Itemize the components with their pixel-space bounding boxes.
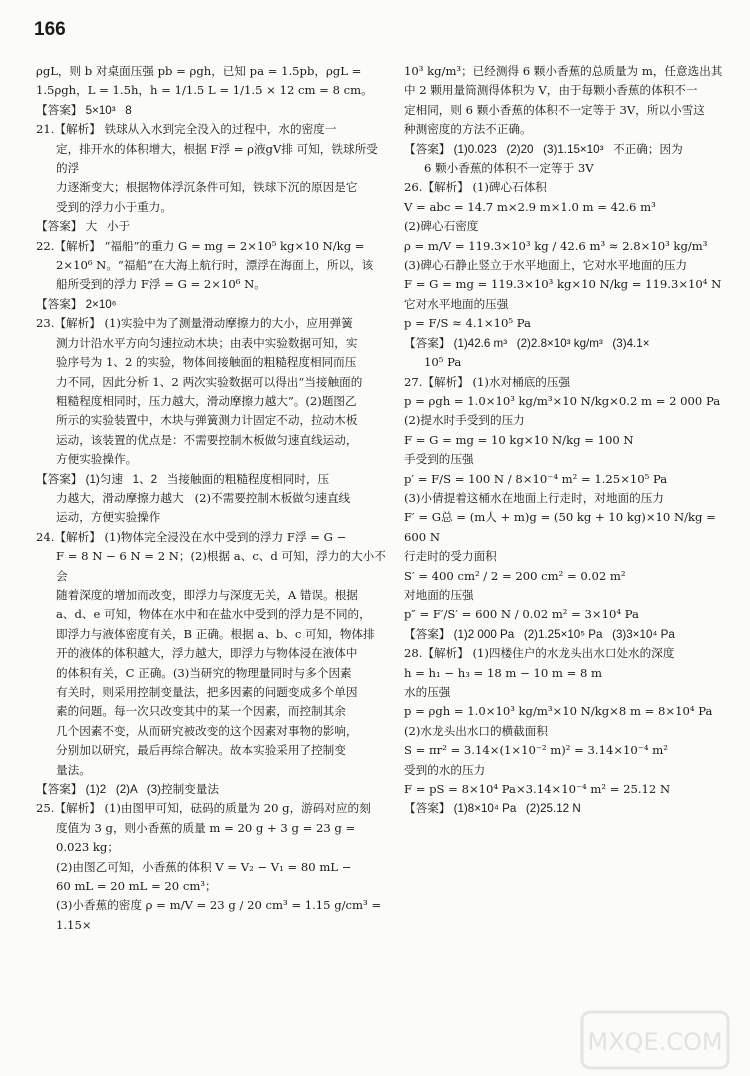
right-text-line: p′ = F/S = 100 N / 8×10⁻⁴ m² = 1.25×10⁵ Pa: [404, 471, 668, 486]
right-text-line: 10³ kg/m³；已经测得 6 颗小香蕉的总质量为 m，任意选出其: [404, 64, 723, 78]
right-text-line: 【答案】 (1)42.6 m³ (2)2.8×10³ kg/m³ (3)4.1×: [404, 336, 650, 350]
left-text-line: 船所受到的浮力 F浮 = G = 2×10⁶ N。: [56, 277, 266, 292]
left-column: [36, 62, 388, 935]
left-text-line: 所示的实验装置中，木块与弹簧测力计固定不动，拉动木板: [56, 413, 358, 428]
left-text-line: 2×10⁶ N。“福船”在大海上航行时，漂浮在海面上，所以，该: [56, 258, 374, 273]
right-text-line: 中 2 颗用量筒测得体积为 V，由于每颗小香蕉的体积不一: [404, 83, 698, 98]
left-text-line: 23.【解析】 (1)实验中为了测量滑动摩擦力的大小，应用弹簧: [36, 316, 353, 331]
right-text-line: F′ = G总 = (m人 + m)g = (50 kg + 10 kg)×10 N/kg = 600 N: [404, 510, 720, 544]
right-text-line: 【答案】 (1)8×10⁴ Pa (2)25.12 N: [404, 802, 581, 816]
left-text-line: 21.【解析】 铁球从入水到完全没入的过程中，水的密度一: [36, 122, 337, 137]
right-text-line: (2)提水时手受到的压力: [404, 413, 525, 428]
right-text-line: 10⁵ Pa: [424, 355, 462, 370]
right-text-line: p = ρgh = 1.0×10³ kg/m³×10 N/kg×8 m = 8×10⁴ Pa: [404, 704, 713, 719]
left-text-line: 验序号为 1、2 的实验，物体间接触面的粗糙程度相同而压: [56, 355, 357, 370]
left-text-line: 力逐渐变大；根据物体浮沉条件可知，铁球下沉的原因是它: [56, 180, 358, 195]
left-text-line: 【答案】 (1)匀速 1、2 当接触面的粗糙程度相同时，压: [36, 472, 330, 486]
right-text-line: F = pS = 8×10⁴ Pa×3.14×10⁻⁴ m² = 25.12 N: [404, 782, 671, 797]
left-text-line: 定，排开水的体积增大，根据 F浮 = ρ液gV排 可知，铁球所受的浮: [56, 141, 378, 176]
left-text-line: ρgL，则 b 对桌面压强 pb = ρgh，已知 pa = 1.5pb，ρgL =: [36, 64, 362, 78]
right-text-line: V = abc = 14.7 m×2.9 m×1.0 m = 42.6 m³: [404, 199, 656, 214]
left-text-line: 运动，该装置的优点是：不需要控制木板做匀速直线运动，: [56, 432, 358, 447]
left-text-line: 即浮力与液体密度有关，B 正确。根据 a、b、c 可知，物体排: [56, 626, 375, 641]
left-text-line: 测力计沿水平方向匀速拉动木块；由表中实验数据可知，实: [56, 335, 358, 350]
right-text-line: ρ = m/V = 119.3×10³ kg / 42.6 m³ ≈ 2.8×10³ kg/m³: [404, 238, 708, 253]
right-text-line: 种测密度的方法不正确。: [404, 122, 532, 137]
right-text-line: 水的压强: [404, 685, 451, 699]
left-text-line: a、d、e 可知，物体在水中和在盐水中受到的浮力是不同的，: [56, 607, 371, 622]
left-text-line: 运动，方便实验操作: [56, 510, 161, 525]
left-text-line: 25.【解析】 (1)由图甲可知，砝码的质量为 20 g，游码对应的刻: [36, 801, 371, 816]
right-text-line: S′ = 400 cm² / 2 = 200 cm² = 0.02 m²: [404, 568, 626, 583]
right-text-line: 6 颗小香蕉的体积不一定等于 3V: [424, 161, 594, 176]
left-text-line: 开的液体的体积越大，浮力越大，即浮力与物体浸在液体中: [56, 646, 358, 661]
left-text-line: 粗糙程度相同时，压力越大，滑动摩擦力越大”。(2)题图乙: [56, 393, 357, 408]
left-text-line: 【答案】 (1)2 (2)A (3)控制变量法: [36, 783, 219, 797]
right-text-line: 定相同，则 6 颗小香蕉的体积不一定等于 3V，所以小雪这: [404, 102, 705, 117]
right-text-line: (3)小倩提着这桶水在地面上行走时，对地面的压力: [404, 490, 664, 505]
right-text-line: (3)碑心石静止竖立于水平地面上，它对水平地面的压力: [404, 258, 688, 273]
left-text-line: 24.【解析】 (1)物体完全浸没在水中受到的浮力 F浮 = G −: [36, 529, 347, 544]
left-text-line: 分别加以研究，最后再综合解决。故本实验采用了控制变: [56, 743, 346, 758]
left-text-line: 方便实验操作。: [56, 452, 138, 467]
left-text-line: 力越大，滑动摩擦力越大 (2)不需要控制木板做匀速直线: [56, 490, 351, 505]
watermark-logo: [580, 1010, 730, 1070]
right-text-line: 手受到的压强: [404, 452, 474, 467]
right-text-line: h = h₁ − h₃ = 18 m − 10 m = 8 m: [404, 665, 603, 680]
left-text-line: 的体积有关，C 正确。(3)当研究的物理量同时与多个因素: [56, 665, 352, 680]
left-text-line: 几个因素不变，从而研究被改变的这个因素对事物的影响，: [56, 723, 358, 738]
left-text-line: 受到的浮力小于重力。: [56, 199, 172, 214]
right-text-line: 28.【解析】 (1)四楼住户的水龙头出水口处水的深度: [404, 646, 675, 661]
left-text-line: 【答案】 2×10⁶: [36, 297, 117, 311]
left-text-line: 力不同，因此分析 1、2 两次实验数据可以得出“当接触面的: [56, 374, 363, 389]
right-text-line: 对地面的压强: [404, 587, 474, 602]
svg-text:MXQE.COM: MXQE.COM: [587, 1028, 723, 1056]
right-text-line: F = G = mg = 119.3×10³ kg×10 N/kg = 119.3×10⁴ N: [404, 277, 722, 292]
right-text-line: (2)碑心石密度: [404, 219, 479, 234]
left-text-line: 1.5ρgh，L = 1.5h，h = 1/1.5 L = 1/1.5 × 12 cm = 8 cm。: [36, 83, 373, 98]
right-text-line: p = F/S ≈ 4.1×10⁵ Pa: [404, 316, 531, 331]
left-text-line: 有关时，则采用控制变量法，把多因素的问题变成多个单因: [56, 685, 358, 699]
right-text-line: p = ρgh = 1.0×10³ kg/m³×10 N/kg×0.2 m = 2 000 Pa: [404, 393, 721, 408]
right-text-line: 【答案】 (1)0.023 (2)20 (3)1.15×10³ 不正确；因为: [404, 142, 683, 156]
page-number: 166: [34, 19, 66, 40]
right-text-line: 受到的水的压力: [404, 762, 486, 777]
right-text-line: 【答案】 (1)2 000 Pa (2)1.25×10⁵ Pa (3)3×10⁴ Pa: [404, 627, 675, 641]
left-text-line: 【答案】 大 小于: [36, 220, 131, 234]
left-text-line: 随着深度的增加而改变，即浮力与深度无关，A 错误。根据: [56, 587, 358, 602]
left-text-line: 素的问题。每一次只改变其中的某一个因素，而控制其余: [56, 704, 346, 719]
right-text-line: p″ = F′/S′ = 600 N / 0.02 m² = 3×10⁴ Pa: [404, 607, 639, 622]
right-column: [404, 62, 726, 819]
right-text-line: S = πr² = 3.14×(1×10⁻² m)² = 3.14×10⁻⁴ m²: [404, 743, 668, 758]
left-text-line: 60 mL = 20 mL = 20 cm³；: [56, 879, 217, 894]
right-text-line: (2)水龙头出水口的横截面积: [404, 723, 548, 738]
right-text-line: 27.【解析】 (1)水对桶底的压强: [404, 374, 571, 389]
left-text-line: (2)由图乙可知，小香蕉的体积 V = V₂ − V₁ = 80 mL −: [56, 859, 352, 874]
left-text-line: 【答案】 5×10³ 8: [36, 103, 132, 117]
right-text-line: 行走时的受力面积: [404, 549, 497, 564]
left-text-line: 量法。: [56, 762, 91, 777]
left-text-line: 22.【解析】 “福船”的重力 G = mg = 2×10⁵ kg×10 N/kg =: [36, 238, 365, 253]
left-text-line: (3)小香蕉的密度 ρ = m/V = 23 g / 20 cm³ = 1.15 g/cm³ = 1.15×: [56, 898, 385, 932]
right-text-line: F = G = mg = 10 kg×10 N/kg = 100 N: [404, 432, 634, 447]
left-text-line: F = 8 N − 6 N = 2 N；(2)根据 a、c、d 可知，浮力的大小不会: [56, 549, 386, 583]
right-text-line: 它对水平地面的压强: [404, 296, 509, 311]
right-text-line: 26.【解析】 (1)碑心石体积: [404, 180, 547, 195]
left-text-line: 度值为 3 g，则小香蕉的质量 m = 20 g + 3 g = 23 g = 0.023 kg；: [56, 820, 359, 855]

## Exercise task
Copy out the lines without any changes, starting with the line that contains "right-text-line: p′ = F/S" and going on through the line that contains "right-text-line: 中 2".

## Full solution
right-text-line: p′ = F/S = 100 N / 8×10⁻⁴ m² = 1.25×10⁵ Pa: [404, 471, 668, 486]
right-text-line: 10³ kg/m³；已经测得 6 颗小香蕉的总质量为 m，任意选出其: [404, 64, 723, 78]
right-text-line: 【答案】 (1)42.6 m³ (2)2.8×10³ kg/m³ (3)4.1×: [404, 336, 650, 350]
left-text-line: 船所受到的浮力 F浮 = G = 2×10⁶ N。: [56, 277, 266, 292]
left-column: [36, 62, 388, 935]
left-text-line: 所示的实验装置中，木块与弹簧测力计固定不动，拉动木板: [56, 413, 358, 428]
left-text-line: 2×10⁶ N。“福船”在大海上航行时，漂浮在海面上，所以，该: [56, 258, 374, 273]
right-text-line: 中 2 颗用量筒测得体积为 V，由于每颗小香蕉的体积不一: [404, 83, 698, 98]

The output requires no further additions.